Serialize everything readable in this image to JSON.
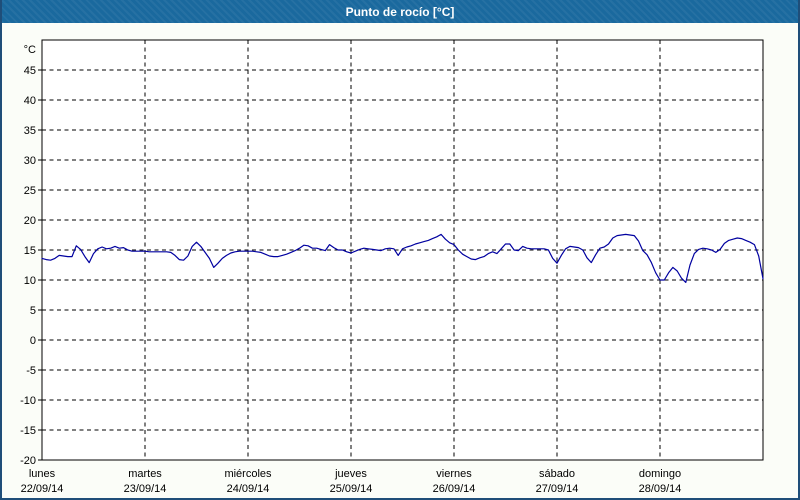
{
  "window": {
    "title": "Punto de rocío [°C]"
  },
  "colors": {
    "titlebar_bg": "#1a699e",
    "titlebar_text": "#ffffff",
    "frame_border": "#1f4e79",
    "canvas_bg": "#fbfdf8",
    "plot_bg": "#ffffff",
    "axis": "#000000",
    "grid": "#000000",
    "series_line": "#0000a0"
  },
  "chart_data": {
    "type": "line",
    "title": "Punto de rocío [°C]",
    "y_unit_label": "°C",
    "ylim": [
      -20,
      50
    ],
    "y_tick_step": 5,
    "y_tick_values": [
      45,
      40,
      35,
      30,
      25,
      20,
      15,
      10,
      5,
      0,
      -5,
      -10,
      -15,
      -20
    ],
    "grid": "dashed",
    "legend": "none",
    "x_days": [
      {
        "name": "lunes",
        "date": "22/09/14"
      },
      {
        "name": "martes",
        "date": "23/09/14"
      },
      {
        "name": "miércoles",
        "date": "24/09/14"
      },
      {
        "name": "jueves",
        "date": "25/09/14"
      },
      {
        "name": "viernes",
        "date": "26/09/14"
      },
      {
        "name": "sábado",
        "date": "27/09/14"
      },
      {
        "name": "domingo",
        "date": "28/09/14"
      }
    ],
    "series": [
      {
        "name": "Punto de rocío",
        "color": "#0000a0",
        "x_unit": "hours_from_start",
        "x_step_hours": 1,
        "values_hourly": [
          13.6,
          13.4,
          13.3,
          13.6,
          14.1,
          14.0,
          13.9,
          13.9,
          15.7,
          15.1,
          13.9,
          12.9,
          14.4,
          15.2,
          15.5,
          15.2,
          15.3,
          15.6,
          15.3,
          15.4,
          15.0,
          14.8,
          14.8,
          14.8,
          14.8,
          14.7,
          14.7,
          14.7,
          14.7,
          14.7,
          14.6,
          14.1,
          13.4,
          13.3,
          14.0,
          15.6,
          16.3,
          15.6,
          14.6,
          13.6,
          12.1,
          12.8,
          13.6,
          14.1,
          14.5,
          14.7,
          14.8,
          14.8,
          14.8,
          14.8,
          14.7,
          14.6,
          14.3,
          14.0,
          13.9,
          13.9,
          14.1,
          14.3,
          14.6,
          14.9,
          15.3,
          15.8,
          15.7,
          15.3,
          15.3,
          15.1,
          14.9,
          15.9,
          15.4,
          15.0,
          15.0,
          14.7,
          14.5,
          14.8,
          15.1,
          15.3,
          15.2,
          15.1,
          15.0,
          14.9,
          15.2,
          15.3,
          15.2,
          14.1,
          15.2,
          15.5,
          15.7,
          16.0,
          16.2,
          16.4,
          16.6,
          16.9,
          17.2,
          17.6,
          16.8,
          16.2,
          15.9,
          15.0,
          14.3,
          13.9,
          13.5,
          13.4,
          13.7,
          13.9,
          14.4,
          14.7,
          14.4,
          15.2,
          16.0,
          16.0,
          15.0,
          14.9,
          15.6,
          15.3,
          15.2,
          15.2,
          15.2,
          15.2,
          15.0,
          13.6,
          12.8,
          14.1,
          15.2,
          15.6,
          15.5,
          15.4,
          15.0,
          13.7,
          12.9,
          14.2,
          15.3,
          15.5,
          16.0,
          17.0,
          17.4,
          17.5,
          17.6,
          17.5,
          17.4,
          16.5,
          14.9,
          14.2,
          12.9,
          11.2,
          10.0,
          10.0,
          11.2,
          12.1,
          11.5,
          10.3,
          9.6,
          12.5,
          14.4,
          15.1,
          15.3,
          15.2,
          15.0,
          14.6,
          15.1,
          16.1,
          16.6,
          16.8,
          17.0,
          16.9,
          16.6,
          16.3,
          15.9,
          14.0,
          10.2
        ]
      }
    ]
  }
}
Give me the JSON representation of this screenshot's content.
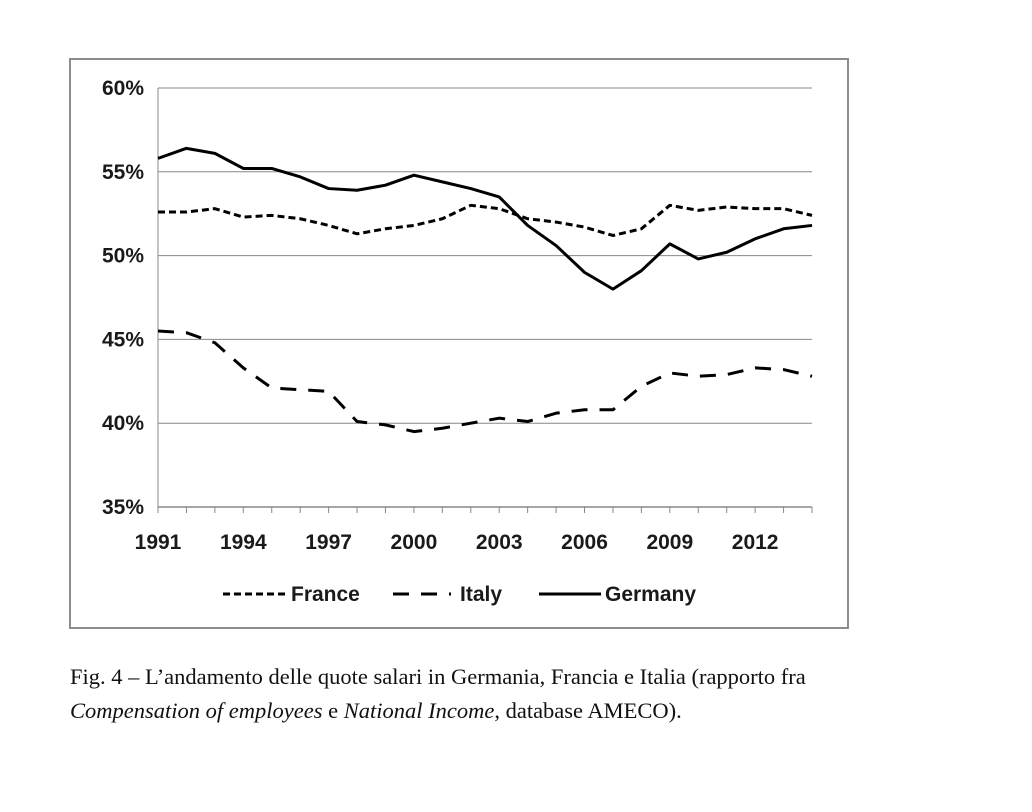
{
  "chart_data": {
    "type": "line",
    "title": "",
    "xlabel": "",
    "ylabel": "",
    "x": [
      1991,
      1992,
      1993,
      1994,
      1995,
      1996,
      1997,
      1998,
      1999,
      2000,
      2001,
      2002,
      2003,
      2004,
      2005,
      2006,
      2007,
      2008,
      2009,
      2010,
      2011,
      2012,
      2013,
      2014
    ],
    "x_ticks": [
      "1991",
      "1994",
      "1997",
      "2000",
      "2003",
      "2006",
      "2009",
      "2012"
    ],
    "y_ticks": [
      "35%",
      "40%",
      "45%",
      "50%",
      "55%",
      "60%"
    ],
    "ylim": [
      35,
      60
    ],
    "xlim": [
      1991,
      2014
    ],
    "grid": "horizontal",
    "legend_position": "bottom",
    "series": [
      {
        "name": "France",
        "style": "short-dash",
        "values": [
          52.6,
          52.6,
          52.8,
          52.3,
          52.4,
          52.2,
          51.8,
          51.3,
          51.6,
          51.8,
          52.2,
          53.0,
          52.8,
          52.2,
          52.0,
          51.7,
          51.2,
          51.6,
          53.0,
          52.7,
          52.9,
          52.8,
          52.8,
          52.4
        ]
      },
      {
        "name": "Italy",
        "style": "long-dash",
        "values": [
          45.5,
          45.4,
          44.8,
          43.3,
          42.1,
          42.0,
          41.9,
          40.1,
          39.9,
          39.5,
          39.7,
          40.0,
          40.3,
          40.1,
          40.6,
          40.8,
          40.8,
          42.2,
          43.0,
          42.8,
          42.9,
          43.3,
          43.2,
          42.8
        ]
      },
      {
        "name": "Germany",
        "style": "solid",
        "values": [
          55.8,
          56.4,
          56.1,
          55.2,
          55.2,
          54.7,
          54.0,
          53.9,
          54.2,
          54.8,
          54.4,
          54.0,
          53.5,
          51.8,
          50.6,
          49.0,
          48.0,
          49.1,
          50.7,
          49.8,
          50.2,
          51.0,
          51.6,
          51.8
        ]
      }
    ],
    "colors": {
      "line": "#000000",
      "grid": "#888888",
      "frame": "#8c8c8c"
    }
  },
  "caption": {
    "line1": "Fig. 4 – L’andamento delle quote salari in Germania, Francia e Italia (rapporto fra",
    "italic1": "Compensation of employees",
    "joiner": " e ",
    "italic2": "National Income",
    "tail": ", database AMECO)."
  }
}
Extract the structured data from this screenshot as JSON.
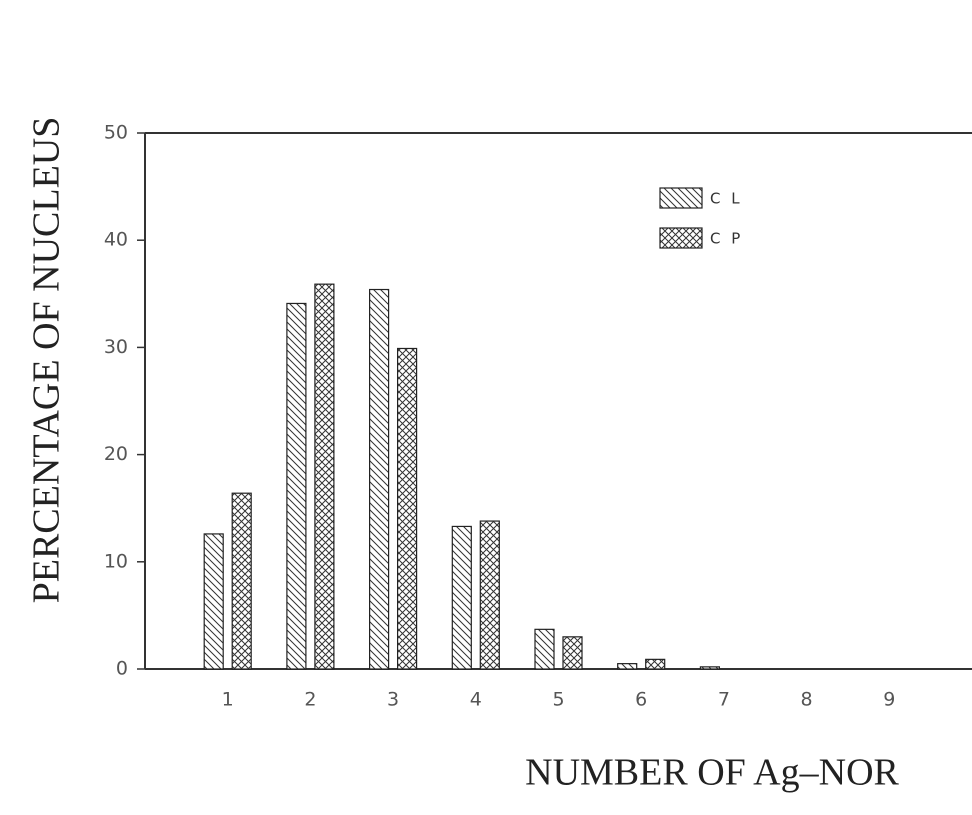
{
  "chart_data": {
    "type": "bar",
    "y_label": "PERCENTAGE OF NUCLEUS",
    "x_label": "NUMBER OF Ag–NOR",
    "categories": [
      "1",
      "2",
      "3",
      "4",
      "5",
      "6",
      "7",
      "8",
      "9"
    ],
    "series": [
      {
        "name": "C L",
        "color": "#222222",
        "hatch": "diagonal",
        "values": [
          12.6,
          34.1,
          35.4,
          13.3,
          3.7,
          0.5,
          0.2,
          0,
          0
        ]
      },
      {
        "name": "C P",
        "color": "#222222",
        "hatch": "cross",
        "values": [
          16.4,
          35.9,
          29.9,
          13.8,
          3.0,
          0.9,
          0,
          0,
          0
        ]
      }
    ],
    "ylim": [
      0,
      50
    ],
    "yticks": [
      0,
      10,
      20,
      30,
      40,
      50
    ]
  }
}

_What is needed_. Pull out every line of the records above that contains the word "Punto".

_Full solution_.
    "title": "Punto de rocío [°C]"
    "title": "Punto de rocío [°C]",
        "name": "Punto de rocío",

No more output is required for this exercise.